■ TASK BRIEF ■
From the entries below, copy every line holding the word "Output".

===== RECORDS TO PROCESS

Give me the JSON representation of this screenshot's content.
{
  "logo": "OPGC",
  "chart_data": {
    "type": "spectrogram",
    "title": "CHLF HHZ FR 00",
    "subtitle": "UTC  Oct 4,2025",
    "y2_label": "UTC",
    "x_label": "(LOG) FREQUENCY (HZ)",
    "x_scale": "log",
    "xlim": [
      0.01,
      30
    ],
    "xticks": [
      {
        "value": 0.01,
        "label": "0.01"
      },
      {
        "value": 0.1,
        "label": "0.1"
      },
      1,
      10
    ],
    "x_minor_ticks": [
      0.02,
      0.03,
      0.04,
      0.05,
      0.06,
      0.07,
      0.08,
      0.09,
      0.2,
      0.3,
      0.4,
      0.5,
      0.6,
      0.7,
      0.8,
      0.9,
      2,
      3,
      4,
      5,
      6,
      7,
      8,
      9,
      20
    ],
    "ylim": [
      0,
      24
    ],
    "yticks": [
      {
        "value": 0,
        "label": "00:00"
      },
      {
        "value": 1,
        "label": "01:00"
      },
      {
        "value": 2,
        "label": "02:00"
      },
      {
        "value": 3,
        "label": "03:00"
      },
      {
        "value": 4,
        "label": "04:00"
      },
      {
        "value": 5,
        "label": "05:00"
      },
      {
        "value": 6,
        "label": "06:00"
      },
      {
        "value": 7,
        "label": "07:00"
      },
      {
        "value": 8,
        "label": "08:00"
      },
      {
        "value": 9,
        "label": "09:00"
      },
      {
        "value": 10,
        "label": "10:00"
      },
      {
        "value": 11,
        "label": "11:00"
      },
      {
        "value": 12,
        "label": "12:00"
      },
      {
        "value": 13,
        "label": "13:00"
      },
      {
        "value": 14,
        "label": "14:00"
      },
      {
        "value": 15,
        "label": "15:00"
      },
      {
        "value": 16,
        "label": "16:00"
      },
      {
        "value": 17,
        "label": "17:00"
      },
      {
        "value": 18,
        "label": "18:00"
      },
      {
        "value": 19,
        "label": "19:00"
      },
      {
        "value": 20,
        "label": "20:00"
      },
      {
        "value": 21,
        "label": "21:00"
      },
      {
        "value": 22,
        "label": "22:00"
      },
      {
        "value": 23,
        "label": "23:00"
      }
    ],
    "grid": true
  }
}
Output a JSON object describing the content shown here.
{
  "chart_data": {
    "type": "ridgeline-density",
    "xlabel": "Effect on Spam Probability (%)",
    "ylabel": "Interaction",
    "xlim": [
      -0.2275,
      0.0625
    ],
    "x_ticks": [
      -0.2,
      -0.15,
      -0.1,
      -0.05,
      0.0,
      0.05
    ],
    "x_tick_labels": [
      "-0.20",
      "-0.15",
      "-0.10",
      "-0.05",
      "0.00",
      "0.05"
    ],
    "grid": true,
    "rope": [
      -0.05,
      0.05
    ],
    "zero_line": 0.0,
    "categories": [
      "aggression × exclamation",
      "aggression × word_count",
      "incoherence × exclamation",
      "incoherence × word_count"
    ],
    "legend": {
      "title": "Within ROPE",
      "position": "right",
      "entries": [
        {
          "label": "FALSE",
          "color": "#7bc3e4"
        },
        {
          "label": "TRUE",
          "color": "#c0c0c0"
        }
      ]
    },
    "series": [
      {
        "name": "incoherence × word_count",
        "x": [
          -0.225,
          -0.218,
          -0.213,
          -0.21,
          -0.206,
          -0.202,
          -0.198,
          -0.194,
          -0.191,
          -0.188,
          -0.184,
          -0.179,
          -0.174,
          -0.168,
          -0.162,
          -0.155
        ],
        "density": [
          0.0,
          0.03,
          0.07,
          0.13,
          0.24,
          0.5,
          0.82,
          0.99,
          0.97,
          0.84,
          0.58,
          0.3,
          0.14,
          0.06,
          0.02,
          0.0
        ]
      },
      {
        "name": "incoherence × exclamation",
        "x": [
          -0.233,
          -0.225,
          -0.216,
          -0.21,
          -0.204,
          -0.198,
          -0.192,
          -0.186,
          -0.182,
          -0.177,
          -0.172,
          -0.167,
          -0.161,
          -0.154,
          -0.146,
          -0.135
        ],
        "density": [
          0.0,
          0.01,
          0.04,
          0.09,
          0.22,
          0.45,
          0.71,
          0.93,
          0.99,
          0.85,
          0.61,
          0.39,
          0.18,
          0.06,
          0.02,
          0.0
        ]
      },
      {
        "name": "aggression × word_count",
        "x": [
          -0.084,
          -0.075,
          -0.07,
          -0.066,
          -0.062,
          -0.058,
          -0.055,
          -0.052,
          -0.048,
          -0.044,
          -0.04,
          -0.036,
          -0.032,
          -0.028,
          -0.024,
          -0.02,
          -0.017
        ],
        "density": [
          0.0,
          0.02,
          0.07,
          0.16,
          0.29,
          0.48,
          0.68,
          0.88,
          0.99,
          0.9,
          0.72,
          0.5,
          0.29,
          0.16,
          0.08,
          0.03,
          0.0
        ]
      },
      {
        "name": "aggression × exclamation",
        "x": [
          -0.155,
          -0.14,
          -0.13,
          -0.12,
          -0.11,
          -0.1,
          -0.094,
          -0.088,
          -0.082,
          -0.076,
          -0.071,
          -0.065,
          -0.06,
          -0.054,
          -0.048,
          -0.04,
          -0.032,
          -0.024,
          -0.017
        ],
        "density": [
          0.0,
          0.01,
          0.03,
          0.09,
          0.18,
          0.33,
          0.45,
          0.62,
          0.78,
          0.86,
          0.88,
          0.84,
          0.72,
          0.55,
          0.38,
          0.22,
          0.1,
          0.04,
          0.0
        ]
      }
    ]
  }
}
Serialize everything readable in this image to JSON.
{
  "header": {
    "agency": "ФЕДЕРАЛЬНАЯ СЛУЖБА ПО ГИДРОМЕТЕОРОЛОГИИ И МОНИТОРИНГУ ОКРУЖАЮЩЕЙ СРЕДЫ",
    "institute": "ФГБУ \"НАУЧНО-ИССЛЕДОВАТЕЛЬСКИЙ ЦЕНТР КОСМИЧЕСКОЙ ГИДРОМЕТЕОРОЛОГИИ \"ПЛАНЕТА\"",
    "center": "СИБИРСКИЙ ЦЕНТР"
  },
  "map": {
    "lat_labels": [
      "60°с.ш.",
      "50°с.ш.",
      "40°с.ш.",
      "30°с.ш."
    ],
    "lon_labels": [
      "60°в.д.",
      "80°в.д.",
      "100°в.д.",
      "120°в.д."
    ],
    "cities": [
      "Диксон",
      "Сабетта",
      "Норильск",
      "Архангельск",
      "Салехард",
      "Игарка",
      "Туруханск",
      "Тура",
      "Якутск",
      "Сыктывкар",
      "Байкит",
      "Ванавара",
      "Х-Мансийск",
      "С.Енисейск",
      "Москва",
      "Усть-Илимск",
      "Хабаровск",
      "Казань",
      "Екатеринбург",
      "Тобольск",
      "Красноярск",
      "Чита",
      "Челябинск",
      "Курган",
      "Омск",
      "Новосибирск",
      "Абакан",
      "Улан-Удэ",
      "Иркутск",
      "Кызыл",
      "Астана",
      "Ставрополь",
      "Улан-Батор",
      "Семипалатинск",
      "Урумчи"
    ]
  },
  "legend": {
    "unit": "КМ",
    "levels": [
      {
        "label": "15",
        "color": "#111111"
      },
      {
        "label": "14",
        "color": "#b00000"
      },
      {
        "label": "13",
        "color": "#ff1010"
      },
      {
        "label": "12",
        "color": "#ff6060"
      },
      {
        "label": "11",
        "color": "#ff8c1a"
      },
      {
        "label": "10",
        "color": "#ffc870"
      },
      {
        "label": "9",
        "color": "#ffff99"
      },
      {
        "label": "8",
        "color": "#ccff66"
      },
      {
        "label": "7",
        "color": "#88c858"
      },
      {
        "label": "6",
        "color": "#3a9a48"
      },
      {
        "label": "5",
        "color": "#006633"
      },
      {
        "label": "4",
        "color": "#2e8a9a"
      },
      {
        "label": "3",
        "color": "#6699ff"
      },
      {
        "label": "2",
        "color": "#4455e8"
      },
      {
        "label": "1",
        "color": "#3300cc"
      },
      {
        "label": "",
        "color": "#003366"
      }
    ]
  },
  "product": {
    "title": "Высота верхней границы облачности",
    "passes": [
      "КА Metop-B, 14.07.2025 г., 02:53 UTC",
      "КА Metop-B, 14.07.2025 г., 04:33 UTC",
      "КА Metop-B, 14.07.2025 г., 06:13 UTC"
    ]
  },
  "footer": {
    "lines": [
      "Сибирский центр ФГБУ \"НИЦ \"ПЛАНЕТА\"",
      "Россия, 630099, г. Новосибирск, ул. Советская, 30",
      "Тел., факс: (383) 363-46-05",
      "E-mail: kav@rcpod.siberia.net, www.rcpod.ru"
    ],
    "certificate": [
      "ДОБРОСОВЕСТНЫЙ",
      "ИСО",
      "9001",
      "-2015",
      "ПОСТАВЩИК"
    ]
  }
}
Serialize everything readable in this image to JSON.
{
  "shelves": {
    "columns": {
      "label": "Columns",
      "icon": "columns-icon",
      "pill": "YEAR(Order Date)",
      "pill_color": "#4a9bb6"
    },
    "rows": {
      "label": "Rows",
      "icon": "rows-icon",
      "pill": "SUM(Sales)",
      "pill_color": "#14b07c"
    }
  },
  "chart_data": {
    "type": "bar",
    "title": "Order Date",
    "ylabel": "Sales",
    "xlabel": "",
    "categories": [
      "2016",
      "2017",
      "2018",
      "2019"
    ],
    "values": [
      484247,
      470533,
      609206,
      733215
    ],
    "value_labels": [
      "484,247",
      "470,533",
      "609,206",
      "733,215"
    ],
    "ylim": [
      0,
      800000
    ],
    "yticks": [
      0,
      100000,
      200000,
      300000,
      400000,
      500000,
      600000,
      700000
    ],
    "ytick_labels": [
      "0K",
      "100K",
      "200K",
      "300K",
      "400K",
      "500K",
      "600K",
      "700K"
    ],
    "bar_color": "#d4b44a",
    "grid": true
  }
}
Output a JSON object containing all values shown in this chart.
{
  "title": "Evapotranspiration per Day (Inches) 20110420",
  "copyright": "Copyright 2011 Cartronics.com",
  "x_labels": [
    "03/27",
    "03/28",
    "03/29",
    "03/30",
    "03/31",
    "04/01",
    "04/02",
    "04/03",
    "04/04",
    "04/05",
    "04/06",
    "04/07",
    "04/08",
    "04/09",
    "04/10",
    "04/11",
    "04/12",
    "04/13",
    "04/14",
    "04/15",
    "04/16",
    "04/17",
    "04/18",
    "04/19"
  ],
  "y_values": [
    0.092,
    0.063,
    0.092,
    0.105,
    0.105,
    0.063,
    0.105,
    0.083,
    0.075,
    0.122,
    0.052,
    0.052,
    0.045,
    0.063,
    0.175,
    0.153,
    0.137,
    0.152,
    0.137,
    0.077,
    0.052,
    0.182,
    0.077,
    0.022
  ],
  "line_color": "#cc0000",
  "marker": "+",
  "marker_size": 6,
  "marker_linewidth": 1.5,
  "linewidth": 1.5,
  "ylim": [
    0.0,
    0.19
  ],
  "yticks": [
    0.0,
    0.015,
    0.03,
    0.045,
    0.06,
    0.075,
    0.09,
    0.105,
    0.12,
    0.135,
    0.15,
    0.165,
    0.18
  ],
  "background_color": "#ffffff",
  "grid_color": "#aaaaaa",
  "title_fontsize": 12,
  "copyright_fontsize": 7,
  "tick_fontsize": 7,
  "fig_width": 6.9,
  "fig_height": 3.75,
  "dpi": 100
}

==========

■ ANSWER FOR THE TASK ■
Output a JSON object describing the content shown here.
Output a JSON object containing all values shown in this chart.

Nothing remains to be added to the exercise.